--- Begin TEXT TO READ ---
“It was a day when liberty was more than just a word.”
-pg. 112, Sam Houston’s Republic, Tagawa
As a native Texan, Texas history has always interested me. Perhaps I’m just biased, but even you non-Texans have got to admit that Texas has a unique and thrilling history, that has captured the hearts and imaginations of thousands of young Americans and even Europeans. But what was it really like to live in that place and time? Whenever an era becomes widely idolized the actual facts of history often becomes romanized and blown out of proportion.
What does King Arthur and Merlin have to do with Sam Houston? What does Robin Hood have to do with the hero of San Jacinto? Or what does the Reformation and the Spanish Inquisition have to do with a group of struggling settlers in a no-man’s land called Texas? Or how does a Baptist Preacher traveling south because of a hemorrhage in his lungs fit in to the story of the Republic of Texas? How did faith impact Texas culture? The Lone Star State harbored a wild menagerie of characters–everything from catholic nuns to desperate desperadoes fleeing from the laws of other states to Indians hostile and friendly to wealthy Europeans seeking asylum to greed-struck adventurers to Mexican immigrants to directionless wanderers. With ideas diverse as its people, Texas has it all. Their fight for liberty was complex, blood-bought and divinely orchestrated.
--- End TEXT TO READ ---
--- Begin LISTED RECORDS ---
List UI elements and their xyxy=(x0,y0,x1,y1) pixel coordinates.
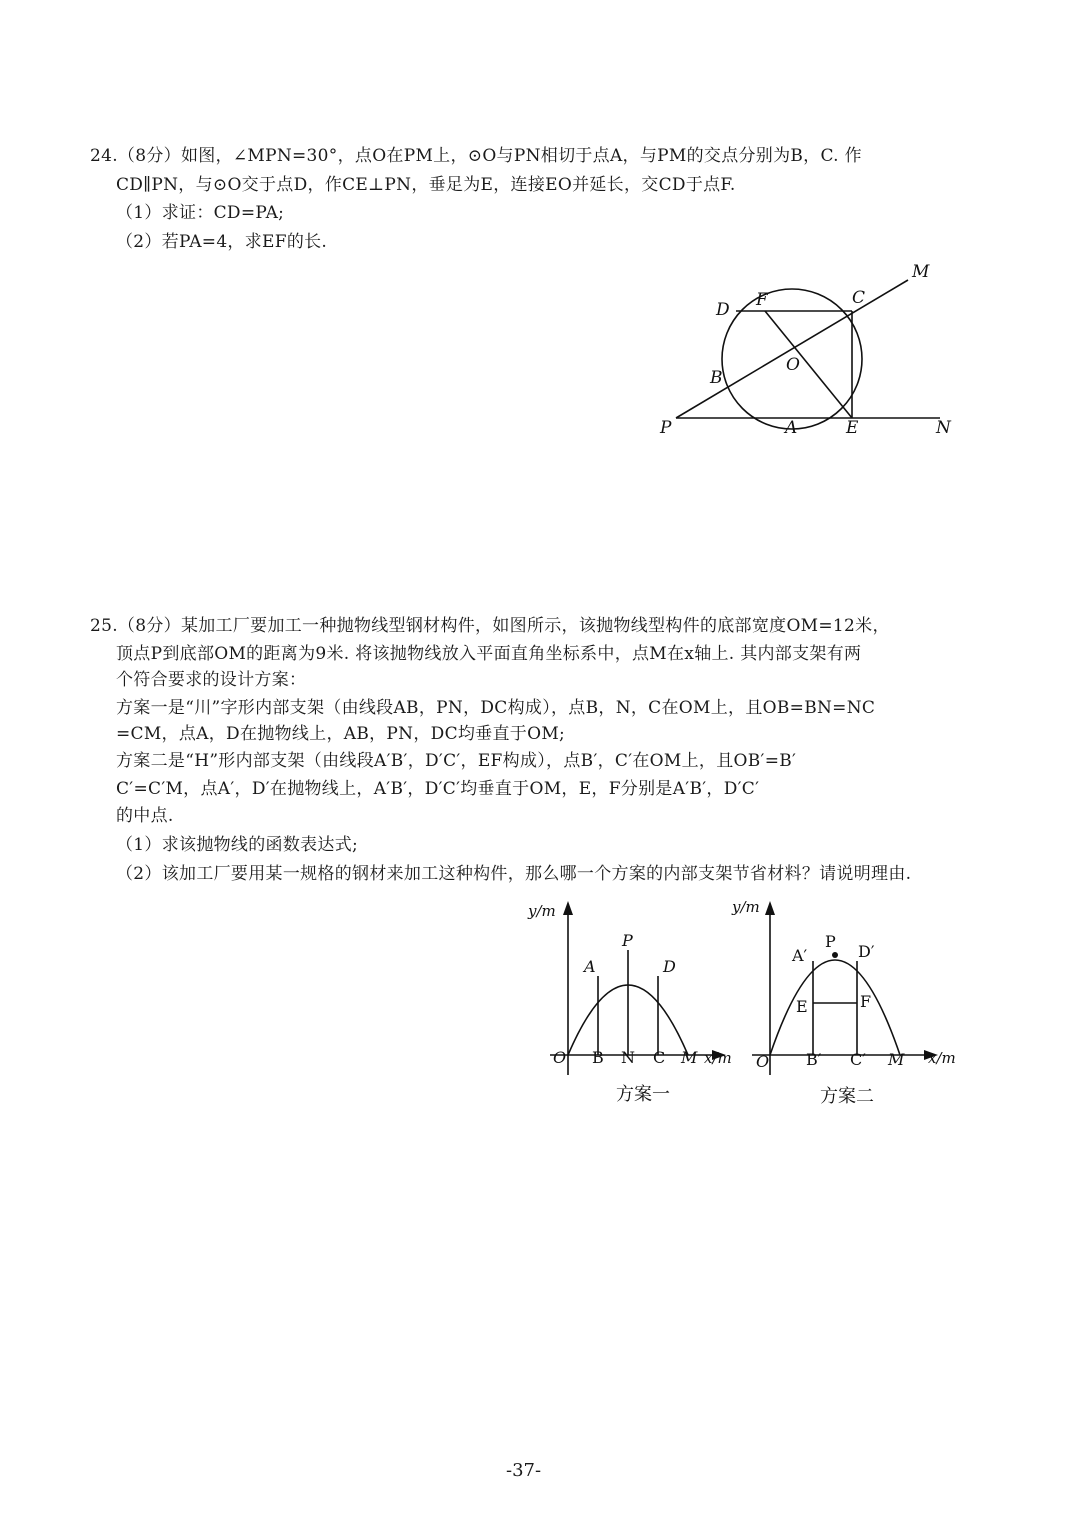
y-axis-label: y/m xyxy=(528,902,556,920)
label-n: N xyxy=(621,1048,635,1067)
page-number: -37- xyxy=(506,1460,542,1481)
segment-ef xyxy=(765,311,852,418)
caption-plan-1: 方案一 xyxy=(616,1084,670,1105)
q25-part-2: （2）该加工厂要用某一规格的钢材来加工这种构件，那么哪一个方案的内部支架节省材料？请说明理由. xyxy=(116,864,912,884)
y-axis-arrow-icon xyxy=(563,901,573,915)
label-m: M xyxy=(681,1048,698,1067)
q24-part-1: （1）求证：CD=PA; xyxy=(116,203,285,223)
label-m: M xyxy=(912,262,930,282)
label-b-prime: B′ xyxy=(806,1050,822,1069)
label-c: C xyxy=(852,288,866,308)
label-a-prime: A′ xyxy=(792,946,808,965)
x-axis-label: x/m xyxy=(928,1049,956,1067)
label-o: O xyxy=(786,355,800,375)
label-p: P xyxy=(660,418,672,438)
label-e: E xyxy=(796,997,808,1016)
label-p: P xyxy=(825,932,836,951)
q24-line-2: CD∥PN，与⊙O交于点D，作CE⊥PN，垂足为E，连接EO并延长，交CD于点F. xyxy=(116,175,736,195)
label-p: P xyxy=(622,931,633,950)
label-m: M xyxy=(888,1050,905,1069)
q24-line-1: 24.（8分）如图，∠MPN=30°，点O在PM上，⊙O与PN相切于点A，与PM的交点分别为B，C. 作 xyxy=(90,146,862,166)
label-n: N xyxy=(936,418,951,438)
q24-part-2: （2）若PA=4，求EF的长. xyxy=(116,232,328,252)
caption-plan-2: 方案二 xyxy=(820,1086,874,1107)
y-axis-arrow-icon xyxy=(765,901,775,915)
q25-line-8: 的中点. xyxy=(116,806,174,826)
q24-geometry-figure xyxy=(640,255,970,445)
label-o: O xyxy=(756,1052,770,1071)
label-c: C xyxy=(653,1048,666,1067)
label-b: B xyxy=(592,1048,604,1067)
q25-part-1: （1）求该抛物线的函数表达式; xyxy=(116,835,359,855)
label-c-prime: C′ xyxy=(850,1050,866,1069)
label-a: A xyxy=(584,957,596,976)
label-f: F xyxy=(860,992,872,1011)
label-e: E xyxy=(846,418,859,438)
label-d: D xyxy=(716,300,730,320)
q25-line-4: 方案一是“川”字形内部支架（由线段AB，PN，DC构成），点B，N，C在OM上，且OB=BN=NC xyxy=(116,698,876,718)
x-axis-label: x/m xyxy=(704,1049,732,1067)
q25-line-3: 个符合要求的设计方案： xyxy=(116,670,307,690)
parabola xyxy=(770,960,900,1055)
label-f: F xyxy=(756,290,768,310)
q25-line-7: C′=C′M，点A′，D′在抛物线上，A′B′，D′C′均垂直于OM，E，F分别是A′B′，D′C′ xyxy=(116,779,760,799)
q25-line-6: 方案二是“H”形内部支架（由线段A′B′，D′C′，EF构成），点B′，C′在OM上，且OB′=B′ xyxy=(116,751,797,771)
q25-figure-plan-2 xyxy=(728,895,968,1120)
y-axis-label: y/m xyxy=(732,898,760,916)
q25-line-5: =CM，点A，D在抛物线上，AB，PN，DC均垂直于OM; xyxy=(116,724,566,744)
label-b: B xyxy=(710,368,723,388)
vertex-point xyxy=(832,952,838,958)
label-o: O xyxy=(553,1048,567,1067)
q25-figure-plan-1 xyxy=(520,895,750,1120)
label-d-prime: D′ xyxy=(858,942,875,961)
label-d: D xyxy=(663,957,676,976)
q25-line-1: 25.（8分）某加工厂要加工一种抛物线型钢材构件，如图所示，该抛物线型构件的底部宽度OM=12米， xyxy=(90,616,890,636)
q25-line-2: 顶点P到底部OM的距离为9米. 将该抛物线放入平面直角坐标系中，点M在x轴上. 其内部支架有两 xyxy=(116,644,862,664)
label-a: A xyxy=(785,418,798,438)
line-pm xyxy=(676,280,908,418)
--- End LISTED RECORDS ---
--- Begin LISTED RECORDS ---
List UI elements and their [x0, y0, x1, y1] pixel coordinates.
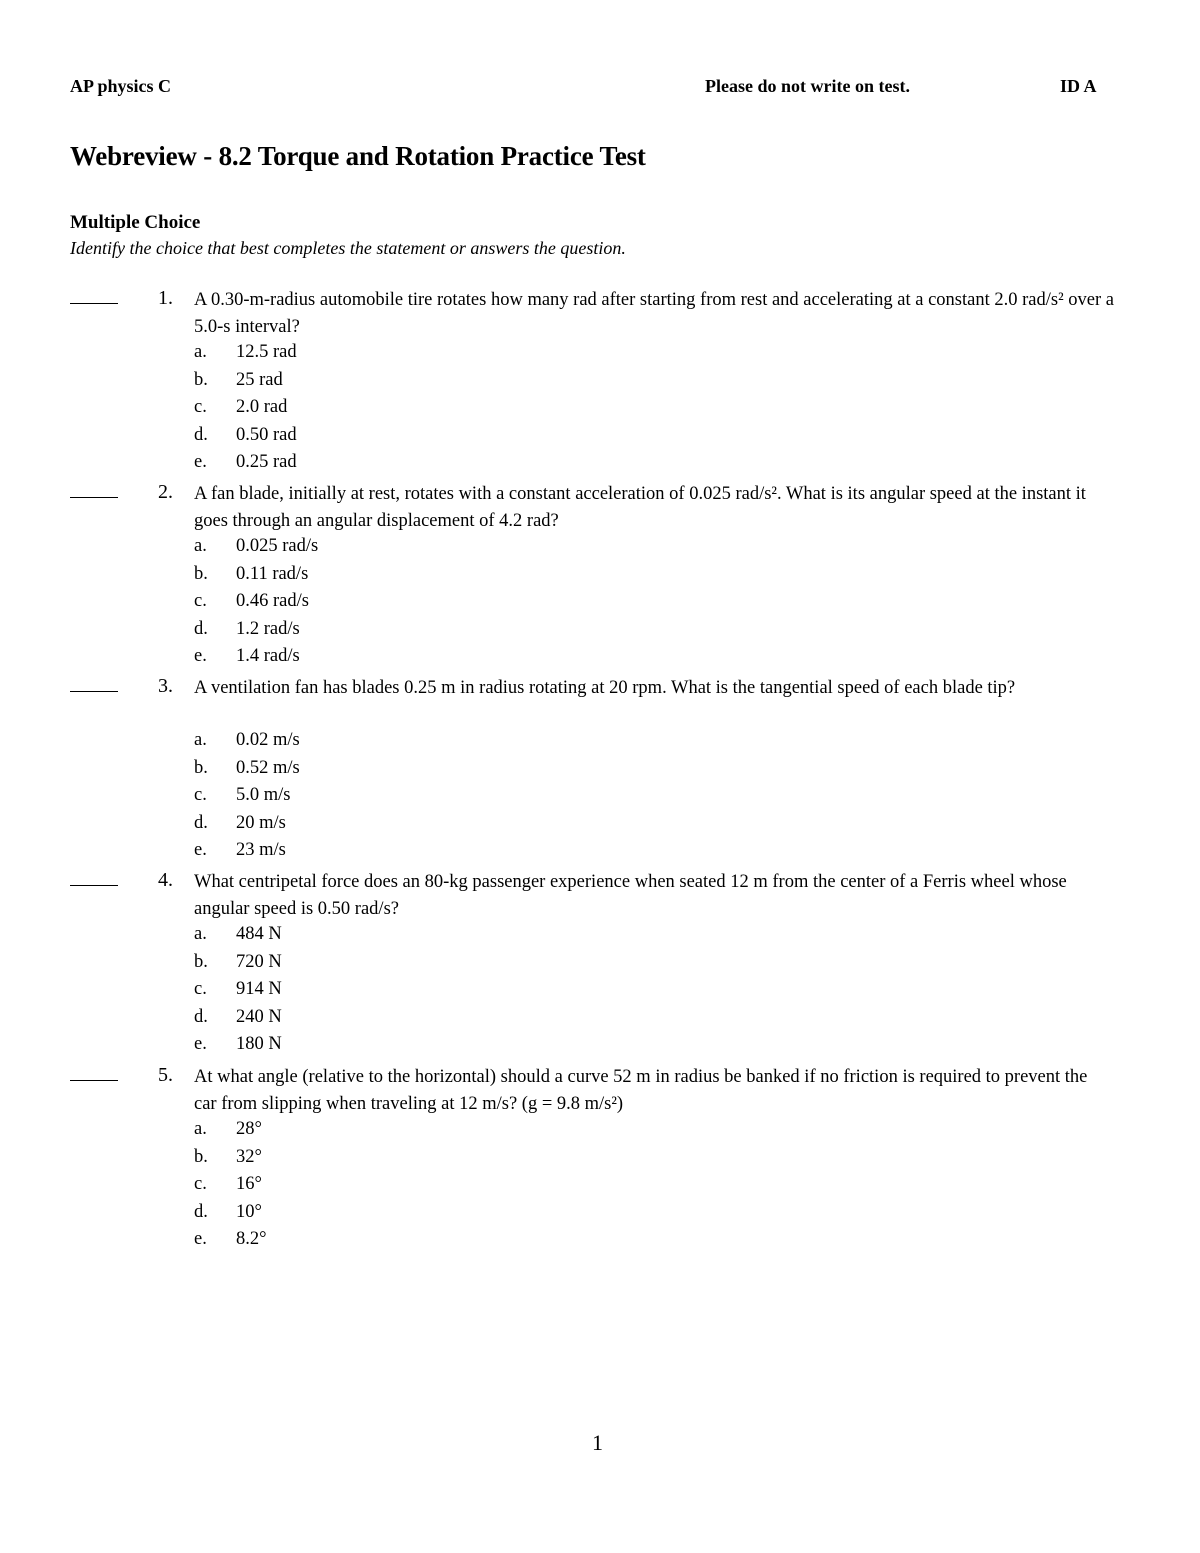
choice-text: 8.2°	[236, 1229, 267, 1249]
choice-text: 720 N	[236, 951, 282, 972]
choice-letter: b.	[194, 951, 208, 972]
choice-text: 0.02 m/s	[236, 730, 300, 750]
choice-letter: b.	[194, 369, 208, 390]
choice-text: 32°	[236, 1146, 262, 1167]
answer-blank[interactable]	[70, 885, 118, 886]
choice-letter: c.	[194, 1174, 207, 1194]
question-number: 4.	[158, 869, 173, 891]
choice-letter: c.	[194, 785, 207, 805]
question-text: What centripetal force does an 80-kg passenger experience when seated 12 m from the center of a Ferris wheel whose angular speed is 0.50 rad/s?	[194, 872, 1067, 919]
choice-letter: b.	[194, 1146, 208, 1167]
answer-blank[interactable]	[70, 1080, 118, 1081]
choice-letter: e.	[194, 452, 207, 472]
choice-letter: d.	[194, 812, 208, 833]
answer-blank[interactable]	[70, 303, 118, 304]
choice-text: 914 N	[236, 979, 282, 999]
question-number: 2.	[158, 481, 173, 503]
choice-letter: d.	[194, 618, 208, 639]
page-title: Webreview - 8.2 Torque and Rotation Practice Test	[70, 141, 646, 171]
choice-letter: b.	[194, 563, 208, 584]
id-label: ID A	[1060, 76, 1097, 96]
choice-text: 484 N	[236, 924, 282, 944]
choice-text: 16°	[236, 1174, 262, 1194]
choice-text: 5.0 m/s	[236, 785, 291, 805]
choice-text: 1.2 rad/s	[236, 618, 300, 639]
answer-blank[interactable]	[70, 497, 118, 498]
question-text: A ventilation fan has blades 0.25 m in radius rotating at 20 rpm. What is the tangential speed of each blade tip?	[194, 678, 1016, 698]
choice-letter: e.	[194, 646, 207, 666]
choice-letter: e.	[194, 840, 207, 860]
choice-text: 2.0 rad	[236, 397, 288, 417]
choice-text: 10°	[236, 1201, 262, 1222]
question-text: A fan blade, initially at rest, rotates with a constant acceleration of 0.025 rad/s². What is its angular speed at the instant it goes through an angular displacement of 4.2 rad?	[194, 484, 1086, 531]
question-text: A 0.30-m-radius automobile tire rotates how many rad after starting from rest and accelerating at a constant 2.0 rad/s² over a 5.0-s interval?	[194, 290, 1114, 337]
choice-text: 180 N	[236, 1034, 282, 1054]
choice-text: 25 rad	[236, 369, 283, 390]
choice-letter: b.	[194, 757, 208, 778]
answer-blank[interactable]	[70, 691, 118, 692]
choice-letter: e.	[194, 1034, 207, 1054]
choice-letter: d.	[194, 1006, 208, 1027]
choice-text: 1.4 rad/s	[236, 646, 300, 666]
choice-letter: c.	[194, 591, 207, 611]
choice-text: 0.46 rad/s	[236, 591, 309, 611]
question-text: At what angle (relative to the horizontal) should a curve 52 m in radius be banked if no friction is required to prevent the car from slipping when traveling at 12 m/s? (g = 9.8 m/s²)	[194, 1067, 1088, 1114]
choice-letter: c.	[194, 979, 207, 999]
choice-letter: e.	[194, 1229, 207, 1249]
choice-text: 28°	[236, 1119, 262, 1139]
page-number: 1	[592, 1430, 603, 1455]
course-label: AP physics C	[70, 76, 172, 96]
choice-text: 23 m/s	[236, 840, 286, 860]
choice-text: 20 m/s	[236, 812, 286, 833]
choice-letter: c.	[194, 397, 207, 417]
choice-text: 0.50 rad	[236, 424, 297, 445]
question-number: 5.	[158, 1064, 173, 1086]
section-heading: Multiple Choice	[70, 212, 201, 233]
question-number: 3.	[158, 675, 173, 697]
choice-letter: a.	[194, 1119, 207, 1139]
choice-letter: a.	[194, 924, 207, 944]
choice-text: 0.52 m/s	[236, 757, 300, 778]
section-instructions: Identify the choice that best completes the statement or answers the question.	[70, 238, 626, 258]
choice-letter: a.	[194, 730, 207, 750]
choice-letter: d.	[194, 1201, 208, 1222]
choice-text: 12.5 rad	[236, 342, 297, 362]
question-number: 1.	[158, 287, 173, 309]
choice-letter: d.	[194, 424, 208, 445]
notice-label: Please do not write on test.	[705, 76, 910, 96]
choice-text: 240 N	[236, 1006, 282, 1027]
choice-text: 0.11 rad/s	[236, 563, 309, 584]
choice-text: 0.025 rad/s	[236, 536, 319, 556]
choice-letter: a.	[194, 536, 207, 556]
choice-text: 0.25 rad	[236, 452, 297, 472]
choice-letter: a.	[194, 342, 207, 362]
--- End LISTED RECORDS ---
--- Begin LISTED RECORDS ---
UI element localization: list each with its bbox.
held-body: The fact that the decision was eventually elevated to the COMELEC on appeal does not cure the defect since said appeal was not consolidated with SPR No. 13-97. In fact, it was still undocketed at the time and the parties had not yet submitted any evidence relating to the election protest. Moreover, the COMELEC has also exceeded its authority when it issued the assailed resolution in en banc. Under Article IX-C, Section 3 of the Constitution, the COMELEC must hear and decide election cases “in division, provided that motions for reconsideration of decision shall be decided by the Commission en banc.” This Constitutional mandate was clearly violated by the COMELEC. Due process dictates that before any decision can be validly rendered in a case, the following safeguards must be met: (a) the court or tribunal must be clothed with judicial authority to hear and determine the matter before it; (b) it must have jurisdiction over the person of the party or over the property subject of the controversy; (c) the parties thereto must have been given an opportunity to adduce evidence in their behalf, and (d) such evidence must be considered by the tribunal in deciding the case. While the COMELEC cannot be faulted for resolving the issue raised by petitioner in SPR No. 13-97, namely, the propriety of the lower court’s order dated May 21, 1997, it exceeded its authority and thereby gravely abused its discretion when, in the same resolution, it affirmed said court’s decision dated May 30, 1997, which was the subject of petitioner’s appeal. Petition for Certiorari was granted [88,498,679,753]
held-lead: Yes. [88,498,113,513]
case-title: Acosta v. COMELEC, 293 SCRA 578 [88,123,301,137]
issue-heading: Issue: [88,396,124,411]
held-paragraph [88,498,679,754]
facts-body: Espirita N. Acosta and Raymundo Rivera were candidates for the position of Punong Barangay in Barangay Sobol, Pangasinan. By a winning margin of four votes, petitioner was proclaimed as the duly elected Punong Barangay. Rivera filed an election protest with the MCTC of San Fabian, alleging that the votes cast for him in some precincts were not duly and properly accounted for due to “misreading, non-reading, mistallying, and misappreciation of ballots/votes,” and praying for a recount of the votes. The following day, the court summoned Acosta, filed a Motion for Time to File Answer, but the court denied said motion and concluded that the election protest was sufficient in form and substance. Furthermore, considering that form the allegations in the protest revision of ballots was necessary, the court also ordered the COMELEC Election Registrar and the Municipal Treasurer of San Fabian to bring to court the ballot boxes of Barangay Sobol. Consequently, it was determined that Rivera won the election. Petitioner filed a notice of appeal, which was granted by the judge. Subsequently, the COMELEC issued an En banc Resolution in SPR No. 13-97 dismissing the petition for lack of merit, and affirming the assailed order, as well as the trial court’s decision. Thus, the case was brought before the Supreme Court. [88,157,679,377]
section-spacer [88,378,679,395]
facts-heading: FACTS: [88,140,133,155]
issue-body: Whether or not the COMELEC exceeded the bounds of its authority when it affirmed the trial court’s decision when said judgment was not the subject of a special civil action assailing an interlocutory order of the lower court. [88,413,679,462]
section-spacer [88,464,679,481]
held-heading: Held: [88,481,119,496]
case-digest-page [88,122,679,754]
--- End LISTED RECORDS ---
■ EXERCISE A ■
List every kind of character that the passage on Texas history says made up the "wild menagerie" of the Lone Star State.
■ EXERCISE B ■
In the passage on Texas history, why was the Baptist preacher traveling south?

■ FINAL ANSWER A ■
- Catholic nuns
- Desperate desperadoes fleeing from the laws of other states
- Indians, hostile and friendly
- Wealthy Europeans seeking asylum
- Greed-struck adventurers
- Mexican immigrants
- Directionless wanderers

■ FINAL ANSWER B ■
He was traveling south because of a hemorrhage in his lungs.